- SHORT TASK: Check each line of the records for "diplomatiyasining"; collect those that have it.

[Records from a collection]
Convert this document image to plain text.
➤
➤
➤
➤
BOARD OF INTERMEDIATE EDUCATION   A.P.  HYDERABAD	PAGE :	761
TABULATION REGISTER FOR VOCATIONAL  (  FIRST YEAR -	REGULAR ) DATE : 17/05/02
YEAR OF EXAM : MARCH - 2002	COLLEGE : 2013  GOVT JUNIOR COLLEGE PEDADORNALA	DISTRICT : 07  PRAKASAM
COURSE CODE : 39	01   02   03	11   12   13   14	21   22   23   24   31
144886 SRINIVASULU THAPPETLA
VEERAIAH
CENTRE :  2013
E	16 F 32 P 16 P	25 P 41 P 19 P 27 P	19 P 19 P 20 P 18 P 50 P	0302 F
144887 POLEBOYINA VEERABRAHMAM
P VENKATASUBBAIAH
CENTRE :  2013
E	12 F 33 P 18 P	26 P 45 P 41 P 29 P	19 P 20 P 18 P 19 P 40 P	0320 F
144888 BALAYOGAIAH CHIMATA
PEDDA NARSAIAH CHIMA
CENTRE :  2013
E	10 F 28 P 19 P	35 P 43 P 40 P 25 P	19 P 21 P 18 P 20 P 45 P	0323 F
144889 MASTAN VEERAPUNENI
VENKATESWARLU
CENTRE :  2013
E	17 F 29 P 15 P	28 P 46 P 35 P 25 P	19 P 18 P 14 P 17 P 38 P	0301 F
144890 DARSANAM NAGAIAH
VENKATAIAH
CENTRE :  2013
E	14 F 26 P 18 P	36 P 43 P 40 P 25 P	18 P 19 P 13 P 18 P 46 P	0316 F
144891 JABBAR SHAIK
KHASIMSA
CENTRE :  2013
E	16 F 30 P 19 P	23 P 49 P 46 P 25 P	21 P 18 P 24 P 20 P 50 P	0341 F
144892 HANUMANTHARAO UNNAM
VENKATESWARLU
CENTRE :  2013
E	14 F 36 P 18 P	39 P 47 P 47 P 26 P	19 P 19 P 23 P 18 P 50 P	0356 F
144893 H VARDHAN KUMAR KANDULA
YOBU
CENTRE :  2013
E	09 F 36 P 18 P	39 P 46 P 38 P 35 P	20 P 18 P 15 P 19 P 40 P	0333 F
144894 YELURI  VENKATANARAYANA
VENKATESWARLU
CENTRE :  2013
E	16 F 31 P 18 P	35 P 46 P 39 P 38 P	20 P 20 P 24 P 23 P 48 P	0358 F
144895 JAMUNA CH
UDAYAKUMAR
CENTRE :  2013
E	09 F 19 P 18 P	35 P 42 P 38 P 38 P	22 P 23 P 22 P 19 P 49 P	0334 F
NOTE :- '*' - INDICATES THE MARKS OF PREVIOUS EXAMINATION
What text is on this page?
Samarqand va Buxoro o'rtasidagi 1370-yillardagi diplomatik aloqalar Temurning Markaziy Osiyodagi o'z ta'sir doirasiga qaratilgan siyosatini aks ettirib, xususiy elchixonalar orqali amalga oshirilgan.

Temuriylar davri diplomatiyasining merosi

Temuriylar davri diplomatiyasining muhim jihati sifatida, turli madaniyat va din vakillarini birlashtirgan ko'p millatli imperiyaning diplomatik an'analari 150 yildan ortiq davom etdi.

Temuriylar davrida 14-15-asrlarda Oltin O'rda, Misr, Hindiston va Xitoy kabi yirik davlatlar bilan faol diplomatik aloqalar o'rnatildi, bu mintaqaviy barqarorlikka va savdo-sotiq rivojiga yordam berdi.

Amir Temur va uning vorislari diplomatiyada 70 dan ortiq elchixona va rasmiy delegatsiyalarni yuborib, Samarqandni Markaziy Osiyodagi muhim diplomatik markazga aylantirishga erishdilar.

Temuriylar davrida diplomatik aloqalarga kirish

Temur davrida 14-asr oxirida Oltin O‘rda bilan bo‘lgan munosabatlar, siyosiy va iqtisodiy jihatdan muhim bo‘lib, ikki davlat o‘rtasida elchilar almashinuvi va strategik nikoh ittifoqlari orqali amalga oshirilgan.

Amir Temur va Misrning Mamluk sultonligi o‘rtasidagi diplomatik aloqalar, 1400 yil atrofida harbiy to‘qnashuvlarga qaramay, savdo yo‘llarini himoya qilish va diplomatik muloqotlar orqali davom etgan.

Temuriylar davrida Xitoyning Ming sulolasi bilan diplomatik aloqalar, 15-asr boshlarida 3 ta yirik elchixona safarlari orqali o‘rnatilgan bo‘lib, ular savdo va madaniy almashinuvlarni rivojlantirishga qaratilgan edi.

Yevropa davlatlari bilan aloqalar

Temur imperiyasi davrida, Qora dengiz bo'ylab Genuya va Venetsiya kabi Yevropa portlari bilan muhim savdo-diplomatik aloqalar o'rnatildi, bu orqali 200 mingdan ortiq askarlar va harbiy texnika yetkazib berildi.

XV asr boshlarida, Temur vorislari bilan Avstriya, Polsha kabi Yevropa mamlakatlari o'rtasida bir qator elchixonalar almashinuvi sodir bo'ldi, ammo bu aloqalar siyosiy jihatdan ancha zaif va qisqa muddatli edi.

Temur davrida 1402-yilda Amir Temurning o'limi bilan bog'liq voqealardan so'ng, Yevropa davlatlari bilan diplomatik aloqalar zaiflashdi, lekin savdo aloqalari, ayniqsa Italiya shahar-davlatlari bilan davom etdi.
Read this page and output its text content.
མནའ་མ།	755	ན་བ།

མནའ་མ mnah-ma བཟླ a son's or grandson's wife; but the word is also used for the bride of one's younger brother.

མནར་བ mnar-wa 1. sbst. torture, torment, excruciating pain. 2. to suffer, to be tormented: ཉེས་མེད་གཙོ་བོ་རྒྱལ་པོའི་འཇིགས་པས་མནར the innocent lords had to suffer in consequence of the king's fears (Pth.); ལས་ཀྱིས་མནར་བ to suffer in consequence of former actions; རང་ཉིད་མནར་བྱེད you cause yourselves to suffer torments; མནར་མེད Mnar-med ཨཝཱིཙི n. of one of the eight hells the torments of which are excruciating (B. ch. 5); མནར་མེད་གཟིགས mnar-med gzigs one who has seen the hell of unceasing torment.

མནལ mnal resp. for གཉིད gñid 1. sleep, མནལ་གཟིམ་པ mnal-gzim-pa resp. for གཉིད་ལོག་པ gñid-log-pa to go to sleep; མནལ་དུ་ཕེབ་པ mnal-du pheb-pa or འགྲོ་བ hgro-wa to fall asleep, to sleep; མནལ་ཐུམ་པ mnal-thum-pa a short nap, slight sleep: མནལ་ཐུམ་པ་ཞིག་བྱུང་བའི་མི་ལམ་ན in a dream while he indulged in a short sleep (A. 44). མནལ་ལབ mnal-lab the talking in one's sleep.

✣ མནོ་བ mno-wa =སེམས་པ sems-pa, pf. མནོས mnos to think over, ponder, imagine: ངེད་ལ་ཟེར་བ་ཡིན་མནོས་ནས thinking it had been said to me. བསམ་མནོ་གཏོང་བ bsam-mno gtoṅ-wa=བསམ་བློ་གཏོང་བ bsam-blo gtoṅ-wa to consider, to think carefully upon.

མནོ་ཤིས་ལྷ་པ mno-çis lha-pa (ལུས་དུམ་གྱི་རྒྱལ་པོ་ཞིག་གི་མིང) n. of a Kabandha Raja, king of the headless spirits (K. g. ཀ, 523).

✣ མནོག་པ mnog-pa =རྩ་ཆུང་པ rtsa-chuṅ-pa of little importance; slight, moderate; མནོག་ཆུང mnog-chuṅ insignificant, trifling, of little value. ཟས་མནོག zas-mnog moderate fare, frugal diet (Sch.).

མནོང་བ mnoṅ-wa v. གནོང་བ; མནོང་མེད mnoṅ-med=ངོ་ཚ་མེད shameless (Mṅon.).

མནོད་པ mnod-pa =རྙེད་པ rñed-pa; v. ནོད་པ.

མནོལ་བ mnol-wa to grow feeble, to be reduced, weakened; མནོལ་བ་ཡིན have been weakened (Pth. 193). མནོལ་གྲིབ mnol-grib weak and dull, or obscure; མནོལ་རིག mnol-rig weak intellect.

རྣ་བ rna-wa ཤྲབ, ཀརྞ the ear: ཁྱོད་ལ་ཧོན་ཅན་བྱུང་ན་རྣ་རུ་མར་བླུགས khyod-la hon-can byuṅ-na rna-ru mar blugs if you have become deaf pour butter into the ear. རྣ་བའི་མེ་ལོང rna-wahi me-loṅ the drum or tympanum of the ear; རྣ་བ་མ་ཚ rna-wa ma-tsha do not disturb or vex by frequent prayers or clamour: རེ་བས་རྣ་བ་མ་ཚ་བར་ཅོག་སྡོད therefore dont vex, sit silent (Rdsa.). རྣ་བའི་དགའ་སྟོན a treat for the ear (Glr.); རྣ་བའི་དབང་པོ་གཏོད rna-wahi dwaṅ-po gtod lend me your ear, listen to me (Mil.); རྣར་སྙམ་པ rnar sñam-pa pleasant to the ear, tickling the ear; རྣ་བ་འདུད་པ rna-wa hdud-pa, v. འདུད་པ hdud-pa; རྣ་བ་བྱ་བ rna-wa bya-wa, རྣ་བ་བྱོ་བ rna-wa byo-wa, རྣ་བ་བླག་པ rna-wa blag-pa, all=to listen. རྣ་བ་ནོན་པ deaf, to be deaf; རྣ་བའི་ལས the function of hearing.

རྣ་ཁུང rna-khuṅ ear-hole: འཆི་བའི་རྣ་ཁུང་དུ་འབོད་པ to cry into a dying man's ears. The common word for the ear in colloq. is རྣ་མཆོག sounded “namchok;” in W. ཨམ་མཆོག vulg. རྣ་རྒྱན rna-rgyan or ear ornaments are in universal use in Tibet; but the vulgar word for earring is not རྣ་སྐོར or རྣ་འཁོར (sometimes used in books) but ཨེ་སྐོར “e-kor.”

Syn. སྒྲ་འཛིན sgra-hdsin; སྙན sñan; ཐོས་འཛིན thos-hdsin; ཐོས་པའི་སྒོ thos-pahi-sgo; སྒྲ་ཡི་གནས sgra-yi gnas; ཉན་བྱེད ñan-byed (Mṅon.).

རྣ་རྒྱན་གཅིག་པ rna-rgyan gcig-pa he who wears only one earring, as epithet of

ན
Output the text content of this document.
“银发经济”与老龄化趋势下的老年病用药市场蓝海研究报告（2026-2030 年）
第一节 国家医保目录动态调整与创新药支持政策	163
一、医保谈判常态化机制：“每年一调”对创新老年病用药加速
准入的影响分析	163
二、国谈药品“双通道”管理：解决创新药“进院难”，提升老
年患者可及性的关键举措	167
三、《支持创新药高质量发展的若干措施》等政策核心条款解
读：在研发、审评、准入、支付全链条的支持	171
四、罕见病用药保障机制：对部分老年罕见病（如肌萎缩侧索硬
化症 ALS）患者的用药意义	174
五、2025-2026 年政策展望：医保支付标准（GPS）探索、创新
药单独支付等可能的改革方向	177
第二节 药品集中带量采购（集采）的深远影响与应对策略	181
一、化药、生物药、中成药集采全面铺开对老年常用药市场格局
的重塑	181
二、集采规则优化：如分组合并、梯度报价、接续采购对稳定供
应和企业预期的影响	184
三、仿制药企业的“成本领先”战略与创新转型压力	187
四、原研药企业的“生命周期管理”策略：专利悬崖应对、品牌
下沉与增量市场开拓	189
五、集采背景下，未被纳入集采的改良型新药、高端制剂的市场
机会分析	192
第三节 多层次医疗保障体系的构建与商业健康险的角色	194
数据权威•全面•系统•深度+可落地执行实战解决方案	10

- THE REPLY:
Temuriylar davri diplomatiyasining merosi
Temuriylar davri diplomatiyasining muhim jihati sifatida, turli madaniyat va din vakillarini birlashtirgan ko'p millatli imperiyaning diplomatik an'analari 150 yildan ortiq davom etdi.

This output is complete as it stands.